• _Dataset items_:

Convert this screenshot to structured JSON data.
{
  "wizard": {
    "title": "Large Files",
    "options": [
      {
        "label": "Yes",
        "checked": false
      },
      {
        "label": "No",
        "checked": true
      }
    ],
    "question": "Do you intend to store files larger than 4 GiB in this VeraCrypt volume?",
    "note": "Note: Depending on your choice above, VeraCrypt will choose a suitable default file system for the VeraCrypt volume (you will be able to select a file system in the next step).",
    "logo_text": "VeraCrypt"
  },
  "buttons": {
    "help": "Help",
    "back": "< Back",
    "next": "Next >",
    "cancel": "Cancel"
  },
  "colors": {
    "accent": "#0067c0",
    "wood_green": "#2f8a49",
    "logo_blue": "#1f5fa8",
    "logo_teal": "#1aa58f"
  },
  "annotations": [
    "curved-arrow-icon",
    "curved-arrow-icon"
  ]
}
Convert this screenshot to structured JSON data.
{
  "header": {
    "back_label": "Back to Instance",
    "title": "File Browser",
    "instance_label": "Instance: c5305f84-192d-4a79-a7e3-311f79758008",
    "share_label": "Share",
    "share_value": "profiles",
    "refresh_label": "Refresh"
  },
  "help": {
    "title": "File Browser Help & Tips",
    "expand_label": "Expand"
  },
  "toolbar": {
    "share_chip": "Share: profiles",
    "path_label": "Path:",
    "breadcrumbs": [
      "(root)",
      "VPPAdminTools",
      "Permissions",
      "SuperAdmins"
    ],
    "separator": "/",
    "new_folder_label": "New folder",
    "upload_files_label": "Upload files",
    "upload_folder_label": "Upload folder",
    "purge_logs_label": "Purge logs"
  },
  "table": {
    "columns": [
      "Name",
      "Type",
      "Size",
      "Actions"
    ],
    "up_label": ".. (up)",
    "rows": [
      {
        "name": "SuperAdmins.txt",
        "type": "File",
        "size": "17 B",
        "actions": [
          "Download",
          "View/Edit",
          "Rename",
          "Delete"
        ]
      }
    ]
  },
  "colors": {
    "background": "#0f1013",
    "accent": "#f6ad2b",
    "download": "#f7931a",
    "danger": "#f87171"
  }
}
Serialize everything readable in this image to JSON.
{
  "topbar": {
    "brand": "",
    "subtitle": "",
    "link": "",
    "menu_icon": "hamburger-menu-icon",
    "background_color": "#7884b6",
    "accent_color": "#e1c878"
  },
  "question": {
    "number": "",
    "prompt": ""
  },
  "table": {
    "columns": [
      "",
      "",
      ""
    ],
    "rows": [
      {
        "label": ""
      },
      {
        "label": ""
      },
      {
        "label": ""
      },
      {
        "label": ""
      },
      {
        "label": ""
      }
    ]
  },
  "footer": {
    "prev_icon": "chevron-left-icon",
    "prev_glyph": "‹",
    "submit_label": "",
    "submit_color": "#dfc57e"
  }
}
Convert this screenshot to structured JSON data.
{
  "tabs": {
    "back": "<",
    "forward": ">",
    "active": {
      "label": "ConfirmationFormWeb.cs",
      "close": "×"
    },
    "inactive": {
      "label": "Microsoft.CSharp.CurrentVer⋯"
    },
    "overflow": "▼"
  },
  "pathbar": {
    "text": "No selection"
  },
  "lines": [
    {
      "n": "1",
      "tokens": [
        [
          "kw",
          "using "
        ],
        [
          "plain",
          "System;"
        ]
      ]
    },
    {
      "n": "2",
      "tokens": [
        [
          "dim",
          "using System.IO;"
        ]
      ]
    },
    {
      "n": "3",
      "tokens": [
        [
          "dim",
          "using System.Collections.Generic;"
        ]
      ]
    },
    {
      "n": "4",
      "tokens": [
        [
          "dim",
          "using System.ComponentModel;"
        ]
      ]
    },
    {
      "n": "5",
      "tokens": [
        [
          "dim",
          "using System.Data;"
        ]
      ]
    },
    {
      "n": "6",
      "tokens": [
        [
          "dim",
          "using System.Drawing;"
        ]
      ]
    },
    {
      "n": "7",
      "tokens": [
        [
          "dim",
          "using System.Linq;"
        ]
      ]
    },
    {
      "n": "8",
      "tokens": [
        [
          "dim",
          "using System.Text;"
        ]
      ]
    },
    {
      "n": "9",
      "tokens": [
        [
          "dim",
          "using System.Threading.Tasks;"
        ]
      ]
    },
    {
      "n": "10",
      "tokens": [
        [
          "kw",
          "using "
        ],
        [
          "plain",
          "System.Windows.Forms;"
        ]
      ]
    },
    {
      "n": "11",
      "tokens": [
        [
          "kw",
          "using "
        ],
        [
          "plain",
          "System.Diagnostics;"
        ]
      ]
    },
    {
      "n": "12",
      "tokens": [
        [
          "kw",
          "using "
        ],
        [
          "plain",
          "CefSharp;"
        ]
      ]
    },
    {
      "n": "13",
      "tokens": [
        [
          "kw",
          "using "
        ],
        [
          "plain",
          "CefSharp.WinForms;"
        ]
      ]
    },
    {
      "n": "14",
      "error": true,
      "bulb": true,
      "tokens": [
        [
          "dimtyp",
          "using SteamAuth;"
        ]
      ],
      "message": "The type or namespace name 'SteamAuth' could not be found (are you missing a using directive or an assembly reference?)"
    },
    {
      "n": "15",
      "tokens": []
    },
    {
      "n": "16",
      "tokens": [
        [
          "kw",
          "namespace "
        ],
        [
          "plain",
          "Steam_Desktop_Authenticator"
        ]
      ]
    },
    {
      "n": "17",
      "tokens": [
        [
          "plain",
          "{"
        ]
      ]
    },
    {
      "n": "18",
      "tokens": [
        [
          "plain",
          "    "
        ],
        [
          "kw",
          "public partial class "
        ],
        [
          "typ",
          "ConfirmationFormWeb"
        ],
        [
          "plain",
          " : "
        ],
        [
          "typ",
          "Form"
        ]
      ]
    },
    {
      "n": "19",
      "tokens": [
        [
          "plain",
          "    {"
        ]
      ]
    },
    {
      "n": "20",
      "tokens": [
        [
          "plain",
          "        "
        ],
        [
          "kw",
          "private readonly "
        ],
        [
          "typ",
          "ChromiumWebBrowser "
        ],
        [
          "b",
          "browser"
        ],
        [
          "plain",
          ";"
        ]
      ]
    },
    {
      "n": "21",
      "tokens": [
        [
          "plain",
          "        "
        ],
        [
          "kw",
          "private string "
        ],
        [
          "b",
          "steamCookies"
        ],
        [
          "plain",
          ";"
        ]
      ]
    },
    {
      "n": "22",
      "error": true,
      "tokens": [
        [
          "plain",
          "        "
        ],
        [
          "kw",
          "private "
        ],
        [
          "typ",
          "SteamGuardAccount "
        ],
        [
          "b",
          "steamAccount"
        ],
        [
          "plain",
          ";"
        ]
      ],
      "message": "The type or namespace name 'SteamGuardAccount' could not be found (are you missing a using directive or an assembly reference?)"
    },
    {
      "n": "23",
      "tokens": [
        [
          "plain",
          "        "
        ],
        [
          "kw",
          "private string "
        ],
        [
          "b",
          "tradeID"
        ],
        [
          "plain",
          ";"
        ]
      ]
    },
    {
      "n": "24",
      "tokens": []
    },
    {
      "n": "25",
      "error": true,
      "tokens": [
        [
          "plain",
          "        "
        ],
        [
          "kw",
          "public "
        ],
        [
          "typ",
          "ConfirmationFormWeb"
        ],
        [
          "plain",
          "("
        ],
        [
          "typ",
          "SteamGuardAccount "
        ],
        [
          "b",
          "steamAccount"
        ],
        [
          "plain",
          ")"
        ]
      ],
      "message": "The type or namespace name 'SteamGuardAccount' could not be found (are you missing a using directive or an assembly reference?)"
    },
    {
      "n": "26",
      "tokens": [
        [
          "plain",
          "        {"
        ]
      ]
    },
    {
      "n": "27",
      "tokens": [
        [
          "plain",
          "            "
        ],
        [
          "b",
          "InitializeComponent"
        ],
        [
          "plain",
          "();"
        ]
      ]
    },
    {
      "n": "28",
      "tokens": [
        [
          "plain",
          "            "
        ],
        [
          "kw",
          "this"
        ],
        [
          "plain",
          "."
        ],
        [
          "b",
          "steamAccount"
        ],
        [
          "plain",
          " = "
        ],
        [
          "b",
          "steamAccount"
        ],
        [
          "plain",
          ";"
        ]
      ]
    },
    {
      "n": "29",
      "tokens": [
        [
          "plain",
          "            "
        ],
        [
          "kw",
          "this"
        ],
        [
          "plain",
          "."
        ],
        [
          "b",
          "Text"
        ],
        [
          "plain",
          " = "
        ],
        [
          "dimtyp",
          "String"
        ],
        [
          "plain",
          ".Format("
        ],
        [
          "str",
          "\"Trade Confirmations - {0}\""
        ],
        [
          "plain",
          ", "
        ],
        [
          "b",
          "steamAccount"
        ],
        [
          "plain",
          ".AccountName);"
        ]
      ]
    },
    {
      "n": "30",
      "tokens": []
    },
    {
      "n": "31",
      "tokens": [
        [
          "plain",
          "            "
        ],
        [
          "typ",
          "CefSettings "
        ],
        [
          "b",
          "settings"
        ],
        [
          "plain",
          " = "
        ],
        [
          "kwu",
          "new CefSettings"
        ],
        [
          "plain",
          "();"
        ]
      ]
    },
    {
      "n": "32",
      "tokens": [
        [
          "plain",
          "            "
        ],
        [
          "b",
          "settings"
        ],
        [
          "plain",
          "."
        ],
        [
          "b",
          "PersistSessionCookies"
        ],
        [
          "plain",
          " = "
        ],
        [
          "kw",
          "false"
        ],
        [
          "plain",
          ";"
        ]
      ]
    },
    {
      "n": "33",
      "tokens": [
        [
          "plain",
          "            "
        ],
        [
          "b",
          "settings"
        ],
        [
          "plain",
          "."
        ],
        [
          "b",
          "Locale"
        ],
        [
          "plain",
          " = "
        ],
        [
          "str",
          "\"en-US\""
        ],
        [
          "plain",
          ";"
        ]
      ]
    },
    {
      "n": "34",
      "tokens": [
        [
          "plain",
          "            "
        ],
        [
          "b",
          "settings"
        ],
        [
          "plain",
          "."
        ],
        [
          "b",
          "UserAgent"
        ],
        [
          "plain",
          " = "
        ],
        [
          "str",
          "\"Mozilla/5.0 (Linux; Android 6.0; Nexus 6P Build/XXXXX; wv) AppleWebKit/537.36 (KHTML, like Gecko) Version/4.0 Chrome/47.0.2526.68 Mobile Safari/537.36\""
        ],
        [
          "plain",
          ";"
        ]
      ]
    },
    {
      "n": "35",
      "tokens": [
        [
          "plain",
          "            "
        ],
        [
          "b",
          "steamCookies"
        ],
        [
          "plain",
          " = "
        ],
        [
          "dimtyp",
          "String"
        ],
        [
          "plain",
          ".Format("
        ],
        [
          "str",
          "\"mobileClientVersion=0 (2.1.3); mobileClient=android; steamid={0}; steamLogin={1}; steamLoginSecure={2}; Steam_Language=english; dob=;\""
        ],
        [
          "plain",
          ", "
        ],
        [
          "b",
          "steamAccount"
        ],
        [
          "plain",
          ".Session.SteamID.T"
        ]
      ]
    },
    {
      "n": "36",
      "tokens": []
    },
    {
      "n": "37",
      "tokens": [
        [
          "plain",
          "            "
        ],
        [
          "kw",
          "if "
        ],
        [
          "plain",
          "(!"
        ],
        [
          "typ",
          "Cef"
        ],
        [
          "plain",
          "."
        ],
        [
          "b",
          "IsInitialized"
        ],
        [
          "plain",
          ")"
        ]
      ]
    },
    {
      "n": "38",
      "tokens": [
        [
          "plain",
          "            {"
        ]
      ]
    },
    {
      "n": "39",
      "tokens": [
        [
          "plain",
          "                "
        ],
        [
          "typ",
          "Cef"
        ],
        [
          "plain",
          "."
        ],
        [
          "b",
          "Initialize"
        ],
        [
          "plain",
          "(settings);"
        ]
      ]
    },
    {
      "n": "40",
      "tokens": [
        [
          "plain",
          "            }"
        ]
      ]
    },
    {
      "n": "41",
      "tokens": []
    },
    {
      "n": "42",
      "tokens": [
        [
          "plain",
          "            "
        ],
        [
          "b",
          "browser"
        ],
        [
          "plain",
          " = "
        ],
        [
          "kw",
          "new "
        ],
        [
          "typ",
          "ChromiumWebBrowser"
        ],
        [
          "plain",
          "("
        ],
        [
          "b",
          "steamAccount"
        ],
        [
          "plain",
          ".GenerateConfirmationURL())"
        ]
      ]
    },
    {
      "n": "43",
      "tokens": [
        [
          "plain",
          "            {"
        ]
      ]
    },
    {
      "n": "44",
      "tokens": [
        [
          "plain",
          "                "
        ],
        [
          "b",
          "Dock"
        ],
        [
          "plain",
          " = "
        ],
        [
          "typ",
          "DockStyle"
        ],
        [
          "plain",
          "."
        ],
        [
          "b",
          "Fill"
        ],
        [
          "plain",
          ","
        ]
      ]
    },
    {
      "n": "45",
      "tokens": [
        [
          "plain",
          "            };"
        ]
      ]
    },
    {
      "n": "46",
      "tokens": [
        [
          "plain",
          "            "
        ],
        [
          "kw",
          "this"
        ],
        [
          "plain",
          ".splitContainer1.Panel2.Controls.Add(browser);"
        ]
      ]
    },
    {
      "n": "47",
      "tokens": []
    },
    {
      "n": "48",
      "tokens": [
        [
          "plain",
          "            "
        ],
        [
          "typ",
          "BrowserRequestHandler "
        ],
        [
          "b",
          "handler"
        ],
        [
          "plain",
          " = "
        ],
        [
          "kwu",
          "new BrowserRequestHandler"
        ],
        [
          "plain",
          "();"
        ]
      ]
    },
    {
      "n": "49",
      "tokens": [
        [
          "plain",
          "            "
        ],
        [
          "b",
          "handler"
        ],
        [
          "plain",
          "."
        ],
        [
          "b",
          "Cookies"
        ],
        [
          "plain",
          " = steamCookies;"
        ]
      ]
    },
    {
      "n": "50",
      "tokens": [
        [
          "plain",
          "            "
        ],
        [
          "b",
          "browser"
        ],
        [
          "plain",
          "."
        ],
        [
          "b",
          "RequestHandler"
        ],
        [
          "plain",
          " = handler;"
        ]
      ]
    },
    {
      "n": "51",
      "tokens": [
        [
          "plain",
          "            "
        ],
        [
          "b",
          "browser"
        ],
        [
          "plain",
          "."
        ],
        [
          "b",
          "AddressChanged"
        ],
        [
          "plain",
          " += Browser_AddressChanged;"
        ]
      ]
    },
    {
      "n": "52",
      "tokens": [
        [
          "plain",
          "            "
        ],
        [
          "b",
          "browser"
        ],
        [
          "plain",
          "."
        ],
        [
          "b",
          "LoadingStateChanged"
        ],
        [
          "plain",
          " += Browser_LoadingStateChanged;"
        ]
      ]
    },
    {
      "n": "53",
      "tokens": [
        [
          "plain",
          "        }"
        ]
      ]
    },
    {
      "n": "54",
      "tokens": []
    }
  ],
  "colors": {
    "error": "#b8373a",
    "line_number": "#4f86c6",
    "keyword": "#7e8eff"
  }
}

• _Aim of the exercise_: Pick out all the lines with the word "Instance" in them and copy them.

• _Full response_:
    "back_label": "Back to Instance",
    "instance_label": "Instance: c5305f84-192d-4a79-a7e3-311f79758008",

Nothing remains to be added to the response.